***** Recorded data

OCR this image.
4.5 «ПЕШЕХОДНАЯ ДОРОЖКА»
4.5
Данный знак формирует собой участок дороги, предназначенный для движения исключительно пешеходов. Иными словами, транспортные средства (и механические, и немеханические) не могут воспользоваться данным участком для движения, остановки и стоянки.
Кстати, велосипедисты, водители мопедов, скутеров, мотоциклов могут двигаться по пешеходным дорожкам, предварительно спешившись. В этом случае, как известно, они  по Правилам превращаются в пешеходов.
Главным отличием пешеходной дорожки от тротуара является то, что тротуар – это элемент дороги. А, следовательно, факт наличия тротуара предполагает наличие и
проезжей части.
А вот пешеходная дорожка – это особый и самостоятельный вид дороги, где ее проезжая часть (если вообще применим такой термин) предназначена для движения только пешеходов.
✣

**********

- **Requirement**
Set down the entries verbatim, leaving none out.

- **Solution to this problem**
OCR this image.
4.5 «ПЕШЕХОДНАЯ ДОРОЖКА»
4.5
Данный знак формирует собой участок дороги, предназначенный для движения исключительно пешеходов. Иными словами, транспортные средства (и механические, и немеханические) не могут воспользоваться данным участком для движения, остановки и стоянки.
Кстати, велосипедисты, водители мопедов, скутеров, мотоциклов могут двигаться по пешеходным дорожкам, предварительно спешившись. В этом случае, как известно, они  по Правилам превращаются в пешеходов.
Главным отличием пешеходной дорожки от тротуара является то, что тротуар – это элемент дороги. А, следовательно, факт наличия тротуара предполагает наличие и
проезжей части.
А вот пешеходная дорожка – это особый и самостоятельный вид дороги, где ее проезжая часть (если вообще применим такой термин) предназначена для движения только пешеходов.
✣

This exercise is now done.